TASK DIRECTIONS
Repeat the material below exactly, line for line.
════════
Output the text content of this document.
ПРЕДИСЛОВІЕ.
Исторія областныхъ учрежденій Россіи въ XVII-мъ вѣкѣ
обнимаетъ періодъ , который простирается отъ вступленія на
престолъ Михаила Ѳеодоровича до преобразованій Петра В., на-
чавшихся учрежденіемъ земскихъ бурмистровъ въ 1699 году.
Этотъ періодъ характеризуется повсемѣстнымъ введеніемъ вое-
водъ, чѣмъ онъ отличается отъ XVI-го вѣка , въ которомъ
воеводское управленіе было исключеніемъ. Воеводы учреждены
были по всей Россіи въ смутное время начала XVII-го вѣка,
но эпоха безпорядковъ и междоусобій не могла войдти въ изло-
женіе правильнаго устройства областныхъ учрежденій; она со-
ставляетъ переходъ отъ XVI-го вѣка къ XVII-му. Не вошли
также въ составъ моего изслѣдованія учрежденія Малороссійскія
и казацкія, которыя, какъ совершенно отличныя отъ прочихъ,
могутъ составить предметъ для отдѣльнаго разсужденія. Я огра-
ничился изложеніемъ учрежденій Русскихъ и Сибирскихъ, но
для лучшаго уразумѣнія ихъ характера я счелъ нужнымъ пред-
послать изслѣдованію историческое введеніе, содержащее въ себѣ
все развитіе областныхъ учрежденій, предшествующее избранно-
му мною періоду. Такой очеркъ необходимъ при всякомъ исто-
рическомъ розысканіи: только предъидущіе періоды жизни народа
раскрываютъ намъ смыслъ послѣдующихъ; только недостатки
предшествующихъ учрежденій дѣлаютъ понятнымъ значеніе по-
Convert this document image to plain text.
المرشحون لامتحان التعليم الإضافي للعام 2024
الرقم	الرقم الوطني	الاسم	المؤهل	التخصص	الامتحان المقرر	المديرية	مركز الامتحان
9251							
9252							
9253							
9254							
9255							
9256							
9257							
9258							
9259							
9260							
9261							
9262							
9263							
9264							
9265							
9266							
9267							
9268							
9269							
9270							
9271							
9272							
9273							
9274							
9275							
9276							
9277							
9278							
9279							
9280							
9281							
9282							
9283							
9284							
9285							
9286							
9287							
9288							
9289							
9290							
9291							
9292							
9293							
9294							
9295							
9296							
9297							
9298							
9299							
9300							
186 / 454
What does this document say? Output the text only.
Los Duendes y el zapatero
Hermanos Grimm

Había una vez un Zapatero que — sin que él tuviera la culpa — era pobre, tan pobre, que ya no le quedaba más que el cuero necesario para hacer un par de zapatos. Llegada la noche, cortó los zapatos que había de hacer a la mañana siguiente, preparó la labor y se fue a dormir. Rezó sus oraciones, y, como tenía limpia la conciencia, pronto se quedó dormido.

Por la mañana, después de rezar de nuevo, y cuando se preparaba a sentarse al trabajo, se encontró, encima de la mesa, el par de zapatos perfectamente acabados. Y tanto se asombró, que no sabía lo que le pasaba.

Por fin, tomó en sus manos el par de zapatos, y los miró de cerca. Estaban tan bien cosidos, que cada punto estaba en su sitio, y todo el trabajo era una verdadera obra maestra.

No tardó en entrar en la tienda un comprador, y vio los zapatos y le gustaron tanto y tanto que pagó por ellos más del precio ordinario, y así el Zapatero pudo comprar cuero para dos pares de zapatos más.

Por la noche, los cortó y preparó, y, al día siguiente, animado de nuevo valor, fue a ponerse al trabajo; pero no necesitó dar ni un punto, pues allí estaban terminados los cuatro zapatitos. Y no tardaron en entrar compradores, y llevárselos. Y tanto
════════
SOLVED PROBLEM
Output the text content of this document.
ПРЕДИСЛОВІЕ.
Исторія областныхъ учрежденій Россіи въ XVII-мъ вѣкѣ
обнимаетъ періодъ , который простирается отъ вступленія на
престолъ Михаила Ѳеодоровича до преобразованій Петра В., на-
чавшихся учрежденіемъ земскихъ бурмистровъ въ 1699 году.
Этотъ періодъ характеризуется повсемѣстнымъ введеніемъ вое-
водъ, чѣмъ онъ отличается отъ XVI-го вѣка , въ которомъ
воеводское управленіе было исключеніемъ. Воеводы учреждены
были по всей Россіи въ смутное время начала XVII-го вѣка,
но эпоха безпорядковъ и междоусобій не могла войдти въ изло-
женіе правильнаго устройства областныхъ учрежденій; она со-
ставляетъ переходъ отъ XVI-го вѣка къ XVII-му. Не вошли
также въ составъ моего изслѣдованія учрежденія Малороссійскія
и казацкія, которыя, какъ совершенно отличныя отъ прочихъ,
могутъ составить предметъ для отдѣльнаго разсужденія. Я огра-
ничился изложеніемъ учрежденій Русскихъ и Сибирскихъ, но
для лучшаго уразумѣнія ихъ характера я счелъ нужнымъ пред-
послать изслѣдованію историческое введеніе, содержащее въ себѣ
все развитіе областныхъ учрежденій, предшествующее избранно-
му мною періоду. Такой очеркъ необходимъ при всякомъ исто-
рическомъ розысканіи: только предъидущіе періоды жизни народа
раскрываютъ намъ смыслъ послѣдующихъ; только недостатки
предшествующихъ учрежденій дѣлаютъ понятнымъ значеніе по-
Convert this document image to plain text.
المرشحون لامتحان التعليم الإضافي للعام 2024
الرقم	الرقم الوطني	الاسم	المؤهل	التخصص	الامتحان المقرر	المديرية	مركز الامتحان
9251							
9252							
9253							
9254							
9255							
9256							
9257							
9258							
9259							
9260							
9261							
9262							
9263							
9264							
9265							
9266							
9267							
9268							
9269							
9270							
9271							
9272							
9273							
9274							
9275							
9276							
9277							
9278							
9279							
9280							
9281							
9282							
9283							
9284							
9285							
9286							
9287							
9288							
9289							
9290							
9291							
9292							
9293							
9294							
9295							
9296							
9297							
9298							
9299							
9300							
186 / 454
What does this document say? Output the text only.
Los Duendes y el zapatero
Hermanos Grimm

Había una vez un Zapatero que — sin que él tuviera la culpa — era pobre, tan pobre, que ya no le quedaba más que el cuero necesario para hacer un par de zapatos. Llegada la noche, cortó los zapatos que había de hacer a la mañana siguiente, preparó la labor y se fue a dormir. Rezó sus oraciones, y, como tenía limpia la conciencia, pronto se quedó dormido.

Por la mañana, después de rezar de nuevo, y cuando se preparaba a sentarse al trabajo, se encontró, encima de la mesa, el par de zapatos perfectamente acabados. Y tanto se asombró, que no sabía lo que le pasaba.

Por fin, tomó en sus manos el par de zapatos, y los miró de cerca. Estaban tan bien cosidos, que cada punto estaba en su sitio, y todo el trabajo era una verdadera obra maestra.

No tardó en entrar en la tienda un comprador, y vio los zapatos y le gustaron tanto y tanto que pagó por ellos más del precio ordinario, y así el Zapatero pudo comprar cuero para dos pares de zapatos más.

Por la noche, los cortó y preparó, y, al día siguiente, animado de nuevo valor, fue a ponerse al trabajo; pero no necesitó dar ni un punto, pues allí estaban terminados los cuatro zapatitos. Y no tardaron en entrar compradores, y llevárselos. Y tanto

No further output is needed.